[Records from a collection of figures]
__________

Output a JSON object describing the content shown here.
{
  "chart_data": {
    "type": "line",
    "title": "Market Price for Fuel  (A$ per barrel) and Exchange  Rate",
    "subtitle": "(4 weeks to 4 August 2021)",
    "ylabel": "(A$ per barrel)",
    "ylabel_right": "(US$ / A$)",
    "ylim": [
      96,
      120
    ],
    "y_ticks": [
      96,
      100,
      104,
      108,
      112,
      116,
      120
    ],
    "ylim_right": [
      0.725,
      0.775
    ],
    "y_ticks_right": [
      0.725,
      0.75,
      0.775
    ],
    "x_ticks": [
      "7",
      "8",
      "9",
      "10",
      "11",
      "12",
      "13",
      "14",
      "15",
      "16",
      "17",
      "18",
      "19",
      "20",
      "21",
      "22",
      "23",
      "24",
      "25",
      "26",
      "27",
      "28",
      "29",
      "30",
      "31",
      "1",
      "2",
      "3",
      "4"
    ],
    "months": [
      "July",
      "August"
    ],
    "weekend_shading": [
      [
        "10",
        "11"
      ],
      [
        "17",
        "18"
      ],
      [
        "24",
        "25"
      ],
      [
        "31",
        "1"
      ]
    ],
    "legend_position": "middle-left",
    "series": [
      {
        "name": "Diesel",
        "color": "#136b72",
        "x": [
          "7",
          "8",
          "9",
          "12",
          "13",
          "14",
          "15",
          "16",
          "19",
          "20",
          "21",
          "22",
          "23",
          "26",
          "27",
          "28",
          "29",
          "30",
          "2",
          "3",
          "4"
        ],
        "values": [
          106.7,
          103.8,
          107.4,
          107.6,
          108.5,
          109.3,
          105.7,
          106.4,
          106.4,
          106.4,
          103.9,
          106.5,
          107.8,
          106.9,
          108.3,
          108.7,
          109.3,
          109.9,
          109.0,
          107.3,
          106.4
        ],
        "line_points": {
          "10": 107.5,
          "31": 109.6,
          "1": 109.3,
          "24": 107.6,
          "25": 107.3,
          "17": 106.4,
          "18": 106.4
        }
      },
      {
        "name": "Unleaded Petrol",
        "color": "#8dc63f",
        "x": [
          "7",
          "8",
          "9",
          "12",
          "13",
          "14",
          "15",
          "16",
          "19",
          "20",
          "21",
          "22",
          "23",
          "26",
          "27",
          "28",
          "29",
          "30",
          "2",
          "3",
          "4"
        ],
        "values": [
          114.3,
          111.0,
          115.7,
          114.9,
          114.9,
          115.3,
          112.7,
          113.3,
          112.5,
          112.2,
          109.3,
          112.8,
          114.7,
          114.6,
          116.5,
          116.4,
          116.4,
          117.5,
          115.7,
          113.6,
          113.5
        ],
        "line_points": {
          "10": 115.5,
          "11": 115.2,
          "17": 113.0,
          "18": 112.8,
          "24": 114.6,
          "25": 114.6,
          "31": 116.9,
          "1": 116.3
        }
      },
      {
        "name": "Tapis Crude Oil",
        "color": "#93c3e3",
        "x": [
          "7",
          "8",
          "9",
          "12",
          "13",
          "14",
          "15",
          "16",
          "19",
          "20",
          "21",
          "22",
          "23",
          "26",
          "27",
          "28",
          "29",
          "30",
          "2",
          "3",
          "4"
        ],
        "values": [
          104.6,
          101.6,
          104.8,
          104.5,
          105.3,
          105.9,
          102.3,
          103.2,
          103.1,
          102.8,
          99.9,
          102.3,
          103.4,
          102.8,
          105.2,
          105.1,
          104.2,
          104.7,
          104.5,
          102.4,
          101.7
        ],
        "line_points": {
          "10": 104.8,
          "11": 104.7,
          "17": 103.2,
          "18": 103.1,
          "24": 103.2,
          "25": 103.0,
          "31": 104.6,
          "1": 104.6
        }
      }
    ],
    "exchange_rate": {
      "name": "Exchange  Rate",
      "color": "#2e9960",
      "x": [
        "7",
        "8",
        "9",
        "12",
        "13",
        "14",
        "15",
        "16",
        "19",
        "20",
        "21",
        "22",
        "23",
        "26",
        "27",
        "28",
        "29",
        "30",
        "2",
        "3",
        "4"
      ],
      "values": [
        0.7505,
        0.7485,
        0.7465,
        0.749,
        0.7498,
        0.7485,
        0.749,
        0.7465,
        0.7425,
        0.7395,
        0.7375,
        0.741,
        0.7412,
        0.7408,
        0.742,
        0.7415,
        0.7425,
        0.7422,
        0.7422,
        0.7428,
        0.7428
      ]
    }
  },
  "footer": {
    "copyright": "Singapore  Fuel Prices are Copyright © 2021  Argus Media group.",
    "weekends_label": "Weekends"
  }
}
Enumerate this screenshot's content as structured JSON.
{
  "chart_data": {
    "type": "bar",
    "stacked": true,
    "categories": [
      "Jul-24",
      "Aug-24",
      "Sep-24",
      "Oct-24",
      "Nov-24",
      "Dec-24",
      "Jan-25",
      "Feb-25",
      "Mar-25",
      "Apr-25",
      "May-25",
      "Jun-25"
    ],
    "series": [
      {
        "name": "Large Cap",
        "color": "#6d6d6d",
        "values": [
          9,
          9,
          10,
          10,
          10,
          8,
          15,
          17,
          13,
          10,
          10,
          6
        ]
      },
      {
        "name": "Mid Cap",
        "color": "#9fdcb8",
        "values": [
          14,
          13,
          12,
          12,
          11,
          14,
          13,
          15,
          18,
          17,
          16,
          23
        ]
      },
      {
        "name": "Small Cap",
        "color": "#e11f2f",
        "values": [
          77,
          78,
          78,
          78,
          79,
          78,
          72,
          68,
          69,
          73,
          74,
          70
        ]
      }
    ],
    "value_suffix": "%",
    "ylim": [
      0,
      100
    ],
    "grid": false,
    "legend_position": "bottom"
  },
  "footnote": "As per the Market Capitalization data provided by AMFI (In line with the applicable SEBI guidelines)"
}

__________

» **Required work**
Gather from the entries above all lines that include the string "name".

» **Result**
        "name": "Diesel",
        "name": "Unleaded Petrol",
        "name": "Tapis Crude Oil",
      "name": "Exchange  Rate",
        "name": "Large Cap",
        "name": "Mid Cap",
        "name": "Small Cap",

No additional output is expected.